**Task requirements**
All records should be reproduced verbatim.

**Extracted data**
*-*-*

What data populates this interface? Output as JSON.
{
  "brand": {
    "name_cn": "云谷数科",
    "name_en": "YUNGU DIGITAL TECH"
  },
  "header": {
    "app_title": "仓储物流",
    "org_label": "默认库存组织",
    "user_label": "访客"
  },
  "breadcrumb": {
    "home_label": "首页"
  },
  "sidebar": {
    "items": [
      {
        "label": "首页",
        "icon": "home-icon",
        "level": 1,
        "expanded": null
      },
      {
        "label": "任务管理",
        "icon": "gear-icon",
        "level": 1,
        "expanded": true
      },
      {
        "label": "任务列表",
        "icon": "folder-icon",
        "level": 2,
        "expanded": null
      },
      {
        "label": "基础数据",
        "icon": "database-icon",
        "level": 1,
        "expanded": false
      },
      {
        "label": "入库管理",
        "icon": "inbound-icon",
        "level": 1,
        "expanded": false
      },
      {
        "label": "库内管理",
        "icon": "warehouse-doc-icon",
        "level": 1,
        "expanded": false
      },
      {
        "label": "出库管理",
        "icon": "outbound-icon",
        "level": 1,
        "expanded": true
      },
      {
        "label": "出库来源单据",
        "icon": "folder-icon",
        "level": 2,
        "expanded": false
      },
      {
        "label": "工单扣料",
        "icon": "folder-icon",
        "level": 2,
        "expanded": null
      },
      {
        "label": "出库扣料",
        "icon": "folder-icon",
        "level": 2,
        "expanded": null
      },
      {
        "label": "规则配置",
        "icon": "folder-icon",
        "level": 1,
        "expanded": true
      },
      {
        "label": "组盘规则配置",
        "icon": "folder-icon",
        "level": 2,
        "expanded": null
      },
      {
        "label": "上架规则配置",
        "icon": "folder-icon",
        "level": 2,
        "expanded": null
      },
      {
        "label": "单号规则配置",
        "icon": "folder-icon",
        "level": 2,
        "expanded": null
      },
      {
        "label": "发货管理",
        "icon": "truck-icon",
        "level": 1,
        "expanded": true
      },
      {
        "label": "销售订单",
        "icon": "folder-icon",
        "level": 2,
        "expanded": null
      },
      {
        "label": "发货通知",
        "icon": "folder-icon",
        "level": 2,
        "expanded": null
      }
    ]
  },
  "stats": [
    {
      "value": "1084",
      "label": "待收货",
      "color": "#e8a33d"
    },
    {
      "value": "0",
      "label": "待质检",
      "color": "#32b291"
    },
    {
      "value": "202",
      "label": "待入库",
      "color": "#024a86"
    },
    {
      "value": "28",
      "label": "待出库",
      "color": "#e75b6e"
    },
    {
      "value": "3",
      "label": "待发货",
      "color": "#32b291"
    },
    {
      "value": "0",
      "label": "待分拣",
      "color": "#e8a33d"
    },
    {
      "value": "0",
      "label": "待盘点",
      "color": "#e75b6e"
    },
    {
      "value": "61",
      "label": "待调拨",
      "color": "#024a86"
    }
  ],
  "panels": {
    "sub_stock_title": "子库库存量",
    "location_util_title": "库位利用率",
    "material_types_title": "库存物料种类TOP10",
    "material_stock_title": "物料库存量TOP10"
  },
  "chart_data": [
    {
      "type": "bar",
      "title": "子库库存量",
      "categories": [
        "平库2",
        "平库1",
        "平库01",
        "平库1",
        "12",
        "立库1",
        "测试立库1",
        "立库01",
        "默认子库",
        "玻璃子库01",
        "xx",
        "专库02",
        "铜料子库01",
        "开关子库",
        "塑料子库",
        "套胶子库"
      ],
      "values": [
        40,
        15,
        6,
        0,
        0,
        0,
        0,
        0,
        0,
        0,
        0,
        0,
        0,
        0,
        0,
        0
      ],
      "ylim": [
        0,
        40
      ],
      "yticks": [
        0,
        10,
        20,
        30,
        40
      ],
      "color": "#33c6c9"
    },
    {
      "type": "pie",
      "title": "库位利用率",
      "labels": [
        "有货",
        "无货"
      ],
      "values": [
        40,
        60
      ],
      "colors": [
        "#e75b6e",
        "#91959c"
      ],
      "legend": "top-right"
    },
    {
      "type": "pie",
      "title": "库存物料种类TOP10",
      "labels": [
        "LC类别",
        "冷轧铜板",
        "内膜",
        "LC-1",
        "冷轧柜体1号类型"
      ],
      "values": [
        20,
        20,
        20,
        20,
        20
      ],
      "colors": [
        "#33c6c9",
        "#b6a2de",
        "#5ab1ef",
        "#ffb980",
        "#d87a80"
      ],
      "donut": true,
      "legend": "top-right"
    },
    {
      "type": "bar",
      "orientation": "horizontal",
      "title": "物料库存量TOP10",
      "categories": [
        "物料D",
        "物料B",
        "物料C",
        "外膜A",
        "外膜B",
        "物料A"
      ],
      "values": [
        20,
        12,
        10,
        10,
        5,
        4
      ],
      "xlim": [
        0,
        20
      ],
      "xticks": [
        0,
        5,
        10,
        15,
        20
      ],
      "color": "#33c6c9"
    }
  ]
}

*-*-*

**Task solution**
What data populates this interface? Output as JSON.
{
  "brand": {
    "name_cn": "云谷数科",
    "name_en": "YUNGU DIGITAL TECH"
  },
  "header": {
    "app_title": "仓储物流",
    "org_label": "默认库存组织",
    "user_label": "访客"
  },
  "breadcrumb": {
    "home_label": "首页"
  },
  "sidebar": {
    "items": [
      {
        "label": "首页",
        "icon": "home-icon",
        "level": 1,
        "expanded": null
      },
      {
        "label": "任务管理",
        "icon": "gear-icon",
        "level": 1,
        "expanded": true
      },
      {
        "label": "任务列表",
        "icon": "folder-icon",
        "level": 2,
        "expanded": null
      },
      {
        "label": "基础数据",
        "icon": "database-icon",
        "level": 1,
        "expanded": false
      },
      {
        "label": "入库管理",
        "icon": "inbound-icon",
        "level": 1,
        "expanded": false
      },
      {
        "label": "库内管理",
        "icon": "warehouse-doc-icon",
        "level": 1,
        "expanded": false
      },
      {
        "label": "出库管理",
        "icon": "outbound-icon",
        "level": 1,
        "expanded": true
      },
      {
        "label": "出库来源单据",
        "icon": "folder-icon",
        "level": 2,
        "expanded": false
      },
      {
        "label": "工单扣料",
        "icon": "folder-icon",
        "level": 2,
        "expanded": null
      },
      {
        "label": "出库扣料",
        "icon": "folder-icon",
        "level": 2,
        "expanded": null
      },
      {
        "label": "规则配置",
        "icon": "folder-icon",
        "level": 1,
        "expanded": true
      },
      {
        "label": "组盘规则配置",
        "icon": "folder-icon",
        "level": 2,
        "expanded": null
      },
      {
        "label": "上架规则配置",
        "icon": "folder-icon",
        "level": 2,
        "expanded": null
      },
      {
        "label": "单号规则配置",
        "icon": "folder-icon",
        "level": 2,
        "expanded": null
      },
      {
        "label": "发货管理",
        "icon": "truck-icon",
        "level": 1,
        "expanded": true
      },
      {
        "label": "销售订单",
        "icon": "folder-icon",
        "level": 2,
        "expanded": null
      },
      {
        "label": "发货通知",
        "icon": "folder-icon",
        "level": 2,
        "expanded": null
      }
    ]
  },
  "stats": [
    {
      "value": "1084",
      "label": "待收货",
      "color": "#e8a33d"
    },
    {
      "value": "0",
      "label": "待质检",
      "color": "#32b291"
    },
    {
      "value": "202",
      "label": "待入库",
      "color": "#024a86"
    },
    {
      "value": "28",
      "label": "待出库",
      "color": "#e75b6e"
    },
    {
      "value": "3",
      "label": "待发货",
      "color": "#32b291"
    },
    {
      "value": "0",
      "label": "待分拣",
      "color": "#e8a33d"
    },
    {
      "value": "0",
      "label": "待盘点",
      "color": "#e75b6e"
    },
    {
      "value": "61",
      "label": "待调拨",
      "color": "#024a86"
    }
  ],
  "panels": {
    "sub_stock_title": "子库库存量",
    "location_util_title": "库位利用率",
    "material_types_title": "库存物料种类TOP10",
    "material_stock_title": "物料库存量TOP10"
  },
  "chart_data": [
    {
      "type": "bar",
      "title": "子库库存量",
      "categories": [
        "平库2",
        "平库1",
        "平库01",
        "平库1",
        "12",
        "立库1",
        "测试立库1",
        "立库01",
        "默认子库",
        "玻璃子库01",
        "xx",
        "专库02",
        "铜料子库01",
        "开关子库",
        "塑料子库",
        "套胶子库"
      ],
      "values": [
        40,
        15,
        6,
        0,
        0,
        0,
        0,
        0,
        0,
        0,
        0,
        0,
        0,
        0,
        0,
        0
      ],
      "ylim": [
        0,
        40
      ],
      "yticks": [
        0,
        10,
        20,
        30,
        40
      ],
      "color": "#33c6c9"
    },
    {
      "type": "pie",
      "title": "库位利用率",
      "labels": [
        "有货",
        "无货"
      ],
      "values": [
        40,
        60
      ],
      "colors": [
        "#e75b6e",
        "#91959c"
      ],
      "legend": "top-right"
    },
    {
      "type": "pie",
      "title": "库存物料种类TOP10",
      "labels": [
        "LC类别",
        "冷轧铜板",
        "内膜",
        "LC-1",
        "冷轧柜体1号类型"
      ],
      "values": [
        20,
        20,
        20,
        20,
        20
      ],
      "colors": [
        "#33c6c9",
        "#b6a2de",
        "#5ab1ef",
        "#ffb980",
        "#d87a80"
      ],
      "donut": true,
      "legend": "top-right"
    },
    {
      "type": "bar",
      "orientation": "horizontal",
      "title": "物料库存量TOP10",
      "categories": [
        "物料D",
        "物料B",
        "物料C",
        "外膜A",
        "外膜B",
        "物料A"
      ],
      "values": [
        20,
        12,
        10,
        10,
        5,
        4
      ],
      "xlim": [
        0,
        20
      ],
      "xticks": [
        0,
        5,
        10,
        15,
        20
      ],
      "color": "#33c6c9"
    }
  ]
}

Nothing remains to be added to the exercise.